» **RECORDS SHOWN**:
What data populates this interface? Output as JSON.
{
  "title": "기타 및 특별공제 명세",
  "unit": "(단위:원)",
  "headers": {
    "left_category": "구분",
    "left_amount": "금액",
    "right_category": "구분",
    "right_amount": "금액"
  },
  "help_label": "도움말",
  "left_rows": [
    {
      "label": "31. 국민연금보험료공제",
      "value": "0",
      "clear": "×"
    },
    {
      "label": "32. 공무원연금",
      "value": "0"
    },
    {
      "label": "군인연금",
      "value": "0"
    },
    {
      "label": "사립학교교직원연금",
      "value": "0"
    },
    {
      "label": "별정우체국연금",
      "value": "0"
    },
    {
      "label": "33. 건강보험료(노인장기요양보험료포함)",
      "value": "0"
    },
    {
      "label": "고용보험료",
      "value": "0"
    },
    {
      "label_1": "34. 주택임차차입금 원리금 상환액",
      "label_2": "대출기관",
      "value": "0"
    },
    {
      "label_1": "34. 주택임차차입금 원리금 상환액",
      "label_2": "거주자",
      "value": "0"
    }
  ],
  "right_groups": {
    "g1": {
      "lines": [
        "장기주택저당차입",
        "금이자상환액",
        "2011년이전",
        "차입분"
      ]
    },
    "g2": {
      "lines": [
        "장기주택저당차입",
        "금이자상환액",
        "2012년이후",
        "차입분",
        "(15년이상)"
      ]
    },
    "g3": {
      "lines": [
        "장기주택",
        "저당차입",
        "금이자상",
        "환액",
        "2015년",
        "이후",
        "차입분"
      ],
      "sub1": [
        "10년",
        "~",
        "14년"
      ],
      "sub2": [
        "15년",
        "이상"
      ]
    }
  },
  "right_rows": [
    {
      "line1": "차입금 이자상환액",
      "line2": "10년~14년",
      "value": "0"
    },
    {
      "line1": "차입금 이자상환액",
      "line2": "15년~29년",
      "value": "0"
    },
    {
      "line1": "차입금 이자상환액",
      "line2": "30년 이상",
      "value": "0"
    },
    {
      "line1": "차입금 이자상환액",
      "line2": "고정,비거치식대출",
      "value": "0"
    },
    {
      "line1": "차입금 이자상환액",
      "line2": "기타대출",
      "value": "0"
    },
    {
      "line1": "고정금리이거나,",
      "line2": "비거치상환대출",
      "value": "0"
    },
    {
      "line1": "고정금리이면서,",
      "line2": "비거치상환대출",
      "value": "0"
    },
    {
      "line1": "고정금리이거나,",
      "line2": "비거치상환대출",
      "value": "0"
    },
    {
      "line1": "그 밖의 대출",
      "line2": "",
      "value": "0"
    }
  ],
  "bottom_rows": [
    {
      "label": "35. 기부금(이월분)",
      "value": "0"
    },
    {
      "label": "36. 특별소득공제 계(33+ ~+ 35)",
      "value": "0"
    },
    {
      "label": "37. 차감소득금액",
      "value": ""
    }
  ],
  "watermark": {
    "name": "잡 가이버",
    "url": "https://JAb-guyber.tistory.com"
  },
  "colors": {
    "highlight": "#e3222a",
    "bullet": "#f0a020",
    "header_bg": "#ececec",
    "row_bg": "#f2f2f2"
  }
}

» **WHAT TO WORK ON**:
Reproduce the material precisely, including every line.

» **COMPLETE RESPONSE**:
What data populates this interface? Output as JSON.
{
  "title": "기타 및 특별공제 명세",
  "unit": "(단위:원)",
  "headers": {
    "left_category": "구분",
    "left_amount": "금액",
    "right_category": "구분",
    "right_amount": "금액"
  },
  "help_label": "도움말",
  "left_rows": [
    {
      "label": "31. 국민연금보험료공제",
      "value": "0",
      "clear": "×"
    },
    {
      "label": "32. 공무원연금",
      "value": "0"
    },
    {
      "label": "군인연금",
      "value": "0"
    },
    {
      "label": "사립학교교직원연금",
      "value": "0"
    },
    {
      "label": "별정우체국연금",
      "value": "0"
    },
    {
      "label": "33. 건강보험료(노인장기요양보험료포함)",
      "value": "0"
    },
    {
      "label": "고용보험료",
      "value": "0"
    },
    {
      "label_1": "34. 주택임차차입금 원리금 상환액",
      "label_2": "대출기관",
      "value": "0"
    },
    {
      "label_1": "34. 주택임차차입금 원리금 상환액",
      "label_2": "거주자",
      "value": "0"
    }
  ],
  "right_groups": {
    "g1": {
      "lines": [
        "장기주택저당차입",
        "금이자상환액",
        "2011년이전",
        "차입분"
      ]
    },
    "g2": {
      "lines": [
        "장기주택저당차입",
        "금이자상환액",
        "2012년이후",
        "차입분",
        "(15년이상)"
      ]
    },
    "g3": {
      "lines": [
        "장기주택",
        "저당차입",
        "금이자상",
        "환액",
        "2015년",
        "이후",
        "차입분"
      ],
      "sub1": [
        "10년",
        "~",
        "14년"
      ],
      "sub2": [
        "15년",
        "이상"
      ]
    }
  },
  "right_rows": [
    {
      "line1": "차입금 이자상환액",
      "line2": "10년~14년",
      "value": "0"
    },
    {
      "line1": "차입금 이자상환액",
      "line2": "15년~29년",
      "value": "0"
    },
    {
      "line1": "차입금 이자상환액",
      "line2": "30년 이상",
      "value": "0"
    },
    {
      "line1": "차입금 이자상환액",
      "line2": "고정,비거치식대출",
      "value": "0"
    },
    {
      "line1": "차입금 이자상환액",
      "line2": "기타대출",
      "value": "0"
    },
    {
      "line1": "고정금리이거나,",
      "line2": "비거치상환대출",
      "value": "0"
    },
    {
      "line1": "고정금리이면서,",
      "line2": "비거치상환대출",
      "value": "0"
    },
    {
      "line1": "고정금리이거나,",
      "line2": "비거치상환대출",
      "value": "0"
    },
    {
      "line1": "그 밖의 대출",
      "line2": "",
      "value": "0"
    }
  ],
  "bottom_rows": [
    {
      "label": "35. 기부금(이월분)",
      "value": "0"
    },
    {
      "label": "36. 특별소득공제 계(33+ ~+ 35)",
      "value": "0"
    },
    {
      "label": "37. 차감소득금액",
      "value": ""
    }
  ],
  "watermark": {
    "name": "잡 가이버",
    "url": "https://JAb-guyber.tistory.com"
  },
  "colors": {
    "highlight": "#e3222a",
    "bullet": "#f0a020",
    "header_bg": "#ececec",
    "row_bg": "#f2f2f2"
  }
}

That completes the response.